* Directions for this task *
The required output is a single number: how many lines of the material contain the string "resolvedDataSources".

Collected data
►

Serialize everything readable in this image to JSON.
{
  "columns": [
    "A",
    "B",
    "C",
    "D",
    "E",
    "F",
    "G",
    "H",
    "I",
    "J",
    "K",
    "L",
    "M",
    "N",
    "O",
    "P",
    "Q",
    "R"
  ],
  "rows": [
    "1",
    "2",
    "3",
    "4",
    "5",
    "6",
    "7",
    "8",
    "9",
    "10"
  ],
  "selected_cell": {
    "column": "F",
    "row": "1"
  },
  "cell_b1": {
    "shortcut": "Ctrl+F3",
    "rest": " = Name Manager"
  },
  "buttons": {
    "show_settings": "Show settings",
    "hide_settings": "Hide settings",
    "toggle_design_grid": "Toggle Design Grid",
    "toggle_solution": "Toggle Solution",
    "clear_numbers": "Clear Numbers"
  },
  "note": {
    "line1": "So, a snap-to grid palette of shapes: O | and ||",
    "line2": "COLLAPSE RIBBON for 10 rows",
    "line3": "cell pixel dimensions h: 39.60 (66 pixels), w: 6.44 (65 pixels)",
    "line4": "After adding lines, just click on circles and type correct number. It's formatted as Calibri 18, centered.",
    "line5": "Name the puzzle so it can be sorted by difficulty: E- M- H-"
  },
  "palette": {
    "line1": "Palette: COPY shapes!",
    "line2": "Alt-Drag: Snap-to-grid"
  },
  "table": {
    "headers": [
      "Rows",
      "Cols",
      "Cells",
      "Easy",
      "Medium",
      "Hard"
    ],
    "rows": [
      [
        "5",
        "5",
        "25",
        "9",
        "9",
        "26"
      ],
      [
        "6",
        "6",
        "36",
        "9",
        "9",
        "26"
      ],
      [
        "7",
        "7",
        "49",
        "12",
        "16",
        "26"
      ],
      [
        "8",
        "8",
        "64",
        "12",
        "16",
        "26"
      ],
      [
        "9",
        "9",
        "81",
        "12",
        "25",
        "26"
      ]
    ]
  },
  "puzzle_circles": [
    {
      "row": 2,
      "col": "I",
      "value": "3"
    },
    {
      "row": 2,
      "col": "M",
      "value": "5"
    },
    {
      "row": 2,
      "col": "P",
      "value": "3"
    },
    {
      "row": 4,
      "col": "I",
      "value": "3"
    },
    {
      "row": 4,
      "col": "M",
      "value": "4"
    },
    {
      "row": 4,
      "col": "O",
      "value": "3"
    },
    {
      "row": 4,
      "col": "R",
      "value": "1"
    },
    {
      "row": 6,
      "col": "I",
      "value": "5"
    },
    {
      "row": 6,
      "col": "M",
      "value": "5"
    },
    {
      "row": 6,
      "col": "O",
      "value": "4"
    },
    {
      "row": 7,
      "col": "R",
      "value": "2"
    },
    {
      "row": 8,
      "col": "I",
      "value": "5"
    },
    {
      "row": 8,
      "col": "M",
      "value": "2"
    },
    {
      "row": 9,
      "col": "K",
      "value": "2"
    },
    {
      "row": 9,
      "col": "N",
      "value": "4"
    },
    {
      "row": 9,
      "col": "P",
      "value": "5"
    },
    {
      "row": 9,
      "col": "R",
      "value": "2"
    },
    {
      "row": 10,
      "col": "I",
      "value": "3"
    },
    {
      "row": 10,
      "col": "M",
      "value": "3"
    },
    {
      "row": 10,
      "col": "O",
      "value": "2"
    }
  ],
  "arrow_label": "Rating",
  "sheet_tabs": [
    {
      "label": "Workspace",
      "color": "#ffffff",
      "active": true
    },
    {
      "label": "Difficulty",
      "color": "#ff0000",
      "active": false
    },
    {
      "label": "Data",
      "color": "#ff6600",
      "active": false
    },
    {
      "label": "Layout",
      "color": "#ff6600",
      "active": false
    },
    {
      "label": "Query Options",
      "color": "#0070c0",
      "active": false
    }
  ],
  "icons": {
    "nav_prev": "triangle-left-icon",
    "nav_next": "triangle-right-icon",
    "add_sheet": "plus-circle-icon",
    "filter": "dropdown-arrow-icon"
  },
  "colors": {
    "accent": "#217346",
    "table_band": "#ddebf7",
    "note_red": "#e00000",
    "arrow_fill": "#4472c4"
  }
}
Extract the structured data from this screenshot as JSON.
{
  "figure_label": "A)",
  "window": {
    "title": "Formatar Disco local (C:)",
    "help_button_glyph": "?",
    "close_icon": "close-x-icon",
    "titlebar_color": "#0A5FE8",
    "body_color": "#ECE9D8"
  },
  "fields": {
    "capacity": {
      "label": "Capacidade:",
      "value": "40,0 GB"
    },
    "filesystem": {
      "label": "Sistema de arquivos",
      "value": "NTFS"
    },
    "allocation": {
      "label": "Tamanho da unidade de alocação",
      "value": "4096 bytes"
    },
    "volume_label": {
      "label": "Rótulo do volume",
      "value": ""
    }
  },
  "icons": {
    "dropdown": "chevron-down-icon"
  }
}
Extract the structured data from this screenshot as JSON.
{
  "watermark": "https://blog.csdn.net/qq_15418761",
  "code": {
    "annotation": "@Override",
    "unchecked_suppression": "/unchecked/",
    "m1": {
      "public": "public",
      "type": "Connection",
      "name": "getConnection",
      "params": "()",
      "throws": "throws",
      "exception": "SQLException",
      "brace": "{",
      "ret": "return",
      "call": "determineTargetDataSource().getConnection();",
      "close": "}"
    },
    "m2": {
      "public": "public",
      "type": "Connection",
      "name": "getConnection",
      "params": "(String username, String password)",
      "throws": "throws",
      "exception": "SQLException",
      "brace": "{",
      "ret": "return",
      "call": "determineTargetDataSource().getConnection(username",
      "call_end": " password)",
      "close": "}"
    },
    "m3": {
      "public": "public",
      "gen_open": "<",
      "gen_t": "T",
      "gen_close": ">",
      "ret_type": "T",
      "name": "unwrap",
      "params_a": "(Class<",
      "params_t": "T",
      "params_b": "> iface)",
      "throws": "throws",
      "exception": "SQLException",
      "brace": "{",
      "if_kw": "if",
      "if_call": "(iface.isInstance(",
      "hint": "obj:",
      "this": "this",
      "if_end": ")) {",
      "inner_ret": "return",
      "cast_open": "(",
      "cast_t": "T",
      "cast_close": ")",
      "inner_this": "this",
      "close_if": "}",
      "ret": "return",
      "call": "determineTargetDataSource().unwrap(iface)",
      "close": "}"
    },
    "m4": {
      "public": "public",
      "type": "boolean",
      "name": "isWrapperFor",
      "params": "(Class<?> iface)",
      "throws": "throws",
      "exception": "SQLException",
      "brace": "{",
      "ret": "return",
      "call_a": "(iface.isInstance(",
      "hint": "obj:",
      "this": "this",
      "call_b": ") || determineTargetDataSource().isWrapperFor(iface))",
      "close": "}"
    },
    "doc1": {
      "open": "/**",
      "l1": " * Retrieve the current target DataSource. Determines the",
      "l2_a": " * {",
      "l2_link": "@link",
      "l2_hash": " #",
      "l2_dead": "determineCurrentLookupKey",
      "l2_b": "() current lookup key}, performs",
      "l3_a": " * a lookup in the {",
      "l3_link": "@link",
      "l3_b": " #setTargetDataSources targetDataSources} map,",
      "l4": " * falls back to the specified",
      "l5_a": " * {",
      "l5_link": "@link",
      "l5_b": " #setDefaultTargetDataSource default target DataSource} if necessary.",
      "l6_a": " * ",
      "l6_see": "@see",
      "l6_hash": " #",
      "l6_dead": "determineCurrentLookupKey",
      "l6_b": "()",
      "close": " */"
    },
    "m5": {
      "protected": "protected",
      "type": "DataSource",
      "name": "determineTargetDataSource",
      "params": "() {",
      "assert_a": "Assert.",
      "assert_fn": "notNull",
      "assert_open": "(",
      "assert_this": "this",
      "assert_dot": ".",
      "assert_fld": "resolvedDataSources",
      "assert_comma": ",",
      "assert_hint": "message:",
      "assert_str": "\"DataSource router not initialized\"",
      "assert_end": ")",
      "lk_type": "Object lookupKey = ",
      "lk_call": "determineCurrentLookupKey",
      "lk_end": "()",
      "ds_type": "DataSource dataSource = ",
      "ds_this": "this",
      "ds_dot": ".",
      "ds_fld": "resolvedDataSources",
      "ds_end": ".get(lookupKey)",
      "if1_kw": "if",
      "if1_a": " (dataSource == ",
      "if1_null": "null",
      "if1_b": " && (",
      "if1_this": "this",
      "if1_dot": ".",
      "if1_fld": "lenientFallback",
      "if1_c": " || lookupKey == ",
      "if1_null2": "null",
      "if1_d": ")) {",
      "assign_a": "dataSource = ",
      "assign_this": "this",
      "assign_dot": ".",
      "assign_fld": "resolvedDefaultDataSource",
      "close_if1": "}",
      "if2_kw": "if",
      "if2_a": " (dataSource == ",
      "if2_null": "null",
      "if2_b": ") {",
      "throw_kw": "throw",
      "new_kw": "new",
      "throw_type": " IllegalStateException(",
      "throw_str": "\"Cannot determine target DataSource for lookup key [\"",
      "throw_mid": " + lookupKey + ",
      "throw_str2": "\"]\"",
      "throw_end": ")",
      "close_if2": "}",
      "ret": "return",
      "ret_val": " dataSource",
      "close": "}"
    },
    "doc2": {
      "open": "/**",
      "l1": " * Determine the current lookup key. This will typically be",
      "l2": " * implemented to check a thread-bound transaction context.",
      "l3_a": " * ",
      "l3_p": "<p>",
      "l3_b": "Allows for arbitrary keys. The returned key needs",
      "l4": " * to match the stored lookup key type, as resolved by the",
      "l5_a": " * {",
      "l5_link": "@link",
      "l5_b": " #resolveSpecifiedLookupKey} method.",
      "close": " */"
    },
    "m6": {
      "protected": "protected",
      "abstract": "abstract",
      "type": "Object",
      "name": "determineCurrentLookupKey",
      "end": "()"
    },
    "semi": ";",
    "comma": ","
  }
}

◄

* Solution below *
2